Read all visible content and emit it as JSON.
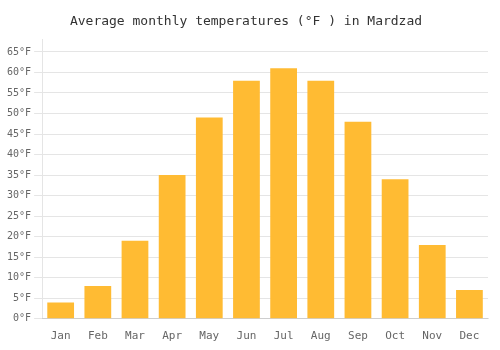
{
  "chart_data": {
    "type": "bar",
    "title": "Average monthly temperatures (°F ) in Mardzad",
    "categories": [
      "Jan",
      "Feb",
      "Mar",
      "Apr",
      "May",
      "Jun",
      "Jul",
      "Aug",
      "Sep",
      "Oct",
      "Nov",
      "Dec"
    ],
    "values": [
      4,
      8,
      19,
      35,
      49,
      58,
      61,
      58,
      48,
      34,
      18,
      7
    ],
    "color": "#FFBB33",
    "ylim": [
      0,
      68
    ],
    "yticks": [
      {
        "value": 0,
        "label": "0°F"
      },
      {
        "value": 5,
        "label": "5°F"
      },
      {
        "value": 10,
        "label": "10°F"
      },
      {
        "value": 15,
        "label": "15°F"
      },
      {
        "value": 20,
        "label": "20°F"
      },
      {
        "value": 25,
        "label": "25°F"
      },
      {
        "value": 30,
        "label": "30°F"
      },
      {
        "value": 35,
        "label": "35°F"
      },
      {
        "value": 40,
        "label": "40°F"
      },
      {
        "value": 45,
        "label": "45°F"
      },
      {
        "value": 50,
        "label": "50°F"
      },
      {
        "value": 55,
        "label": "55°F"
      },
      {
        "value": 60,
        "label": "60°F"
      },
      {
        "value": 65,
        "label": "65°F"
      }
    ],
    "grid": true
  }
}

■ Problem requirements
Leave out the pictures and transcribe the entries above exactly.

■ Task result
Read all visible content and emit it as JSON.
{
  "chart_data": {
    "type": "bar",
    "title": "Average monthly temperatures (°F ) in Mardzad",
    "categories": [
      "Jan",
      "Feb",
      "Mar",
      "Apr",
      "May",
      "Jun",
      "Jul",
      "Aug",
      "Sep",
      "Oct",
      "Nov",
      "Dec"
    ],
    "values": [
      4,
      8,
      19,
      35,
      49,
      58,
      61,
      58,
      48,
      34,
      18,
      7
    ],
    "color": "#FFBB33",
    "ylim": [
      0,
      68
    ],
    "yticks": [
      {
        "value": 0,
        "label": "0°F"
      },
      {
        "value": 5,
        "label": "5°F"
      },
      {
        "value": 10,
        "label": "10°F"
      },
      {
        "value": 15,
        "label": "15°F"
      },
      {
        "value": 20,
        "label": "20°F"
      },
      {
        "value": 25,
        "label": "25°F"
      },
      {
        "value": 30,
        "label": "30°F"
      },
      {
        "value": 35,
        "label": "35°F"
      },
      {
        "value": 40,
        "label": "40°F"
      },
      {
        "value": 45,
        "label": "45°F"
      },
      {
        "value": 50,
        "label": "50°F"
      },
      {
        "value": 55,
        "label": "55°F"
      },
      {
        "value": 60,
        "label": "60°F"
      },
      {
        "value": 65,
        "label": "65°F"
      }
    ],
    "grid": true
  }
}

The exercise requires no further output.